#### Dataset content ####

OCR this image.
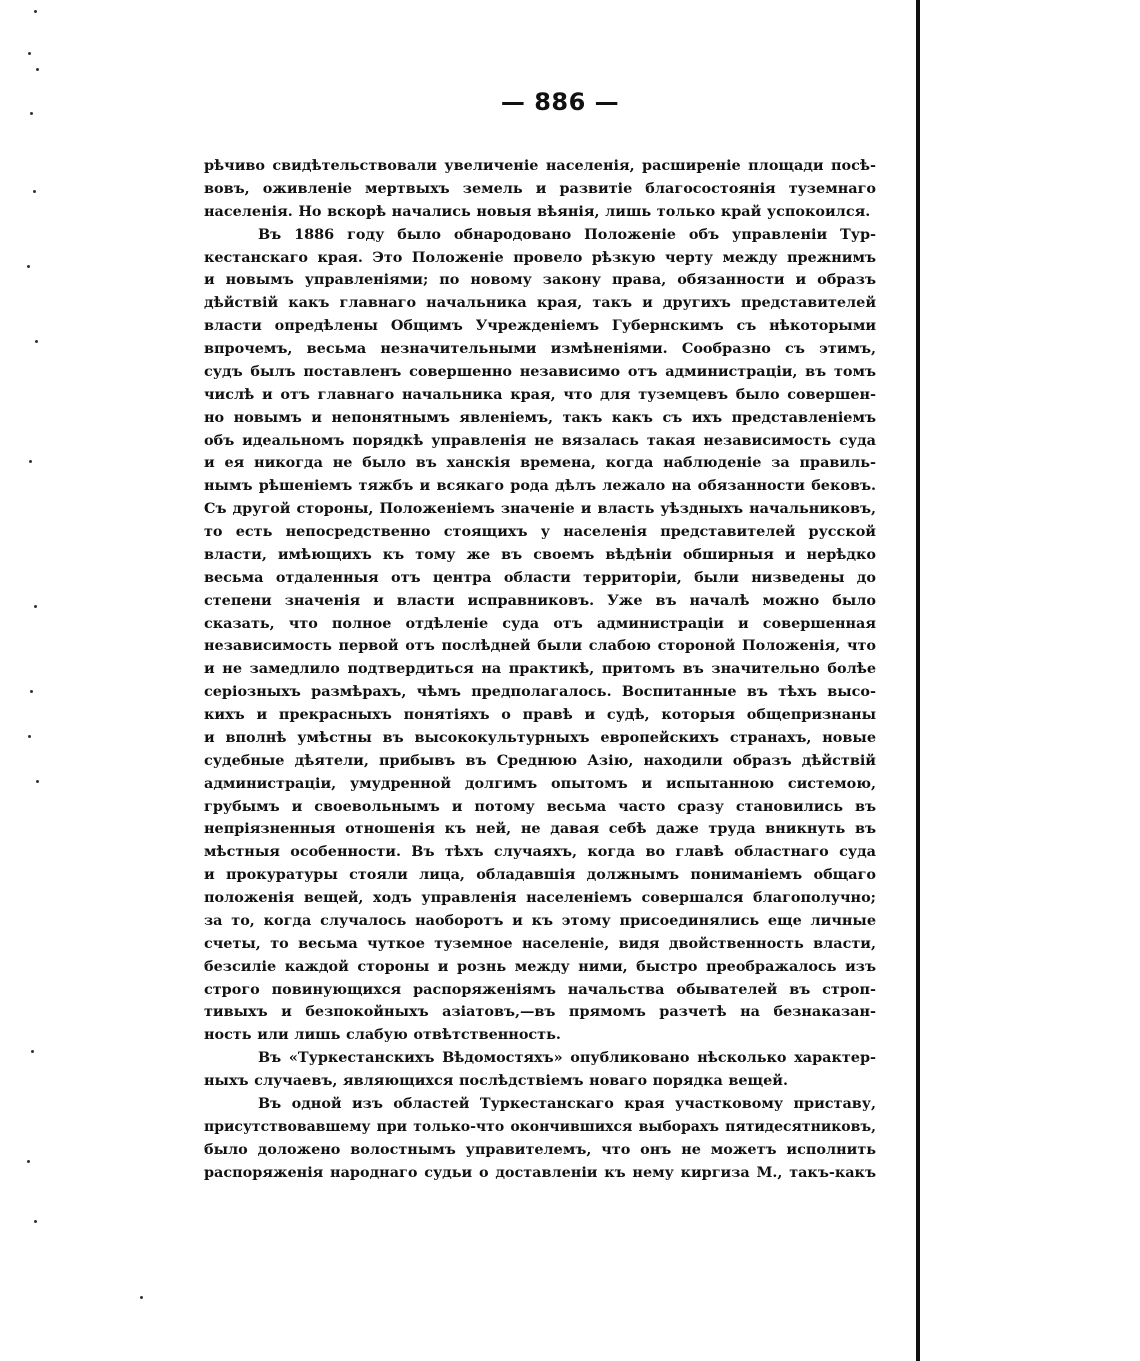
— 886 —
рѣчиво свидѣтельствовали увеличеніе населенія, расширеніе площади посѣ-
вовъ, оживленіе мертвыхъ земель и развитіе благосостоянія туземнаго
населенія. Но вскорѣ начались новыя вѣянія, лишь только край успокоился.
Въ 1886 году было обнародовано Положеніе объ управленіи Тур-
кестанскаго края. Это Положеніе провело рѣзкую черту между прежнимъ
и новымъ управленіями; по новому закону права, обязанности и образъ
дѣйствій какъ главнаго начальника края, такъ и другихъ представителей
власти опредѣлены Общимъ Учрежденіемъ Губернскимъ съ нѣкоторыми
впрочемъ, весьма незначительными измѣненіями. Сообразно съ этимъ,
судъ былъ поставленъ совершенно независимо отъ администраціи, въ томъ
числѣ и отъ главнаго начальника края, что для туземцевъ было совершен-
но новымъ и непонятнымъ явленіемъ, такъ какъ съ ихъ представленіемъ
объ идеальномъ порядкѣ управленія не вязалась такая независимость суда
и ея никогда не было въ ханскія времена, когда наблюденіе за правиль-
нымъ рѣшеніемъ тяжбъ и всякаго рода дѣлъ лежало на обязанности бековъ.
Съ другой стороны, Положеніемъ значеніе и власть уѣздныхъ начальниковъ,
то есть непосредственно стоящихъ у населенія представителей русской
власти, имѣющихъ къ тому же въ своемъ вѣдѣніи обширныя и нерѣдко
весьма отдаленныя отъ центра области территоріи, были низведены до
степени значенія и власти исправниковъ. Уже въ началѣ можно было
сказать, что полное отдѣленіе суда отъ администраціи и совершенная
независимость первой отъ послѣдней были слабою стороной Положенія, что
и не замедлило подтвердиться на практикѣ, притомъ въ значительно болѣе
серіозныхъ размѣрахъ, чѣмъ предполагалось. Воспитанные въ тѣхъ высо-
кихъ и прекрасныхъ понятіяхъ о правѣ и судѣ, которыя общепризнаны
и вполнѣ умѣстны въ высококультурныхъ европейскихъ странахъ, новые
судебные дѣятели, прибывъ въ Среднюю Азію, находили образъ дѣйствій
администраціи, умудренной долгимъ опытомъ и испытанною системою,
грубымъ и своевольнымъ и потому весьма часто сразу становились въ
непріязненныя отношенія къ ней, не давая себѣ даже труда вникнуть въ
мѣстныя особенности. Въ тѣхъ случаяхъ, когда во главѣ областнаго суда
и прокуратуры стояли лица, обладавшія должнымъ пониманіемъ общаго
положенія вещей, ходъ управленія населеніемъ совершался благополучно;
за то, когда случалось наоборотъ и къ этому присоединялись еще личные
счеты, то весьма чуткое туземное населеніе, видя двойственность власти,
безсиліе каждой стороны и рознь между ними, быстро преображалось изъ
строго повинующихся распоряженіямъ начальства обывателей въ строп-
тивыхъ и безпокойныхъ азіатовъ,—въ прямомъ разчетѣ на безнаказан-
ность или лишь слабую отвѣтственность.
Въ «Туркестанскихъ Вѣдомостяхъ» опубликовано нѣсколько характер-
ныхъ случаевъ, являющихся послѣдствіемъ новаго порядка вещей.
Въ одной изъ областей Туркестанскаго края участковому приставу,
присутствовавшему при только-что окончившихся выборахъ пятидесятниковъ,
было доложено волостнымъ управителемъ, что онъ не можетъ исполнить
распоряженія народнаго судьи о доставленіи къ нему киргиза М., такъ-какъ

####

- _What you are asked to do_
Among the entries above, identify all lines with "представителей" and copy them.

- _Solution for this task_
дѣйствій какъ главнаго начальника края, такъ и другихъ представителей
то есть непосредственно стоящихъ у населенія представителей русской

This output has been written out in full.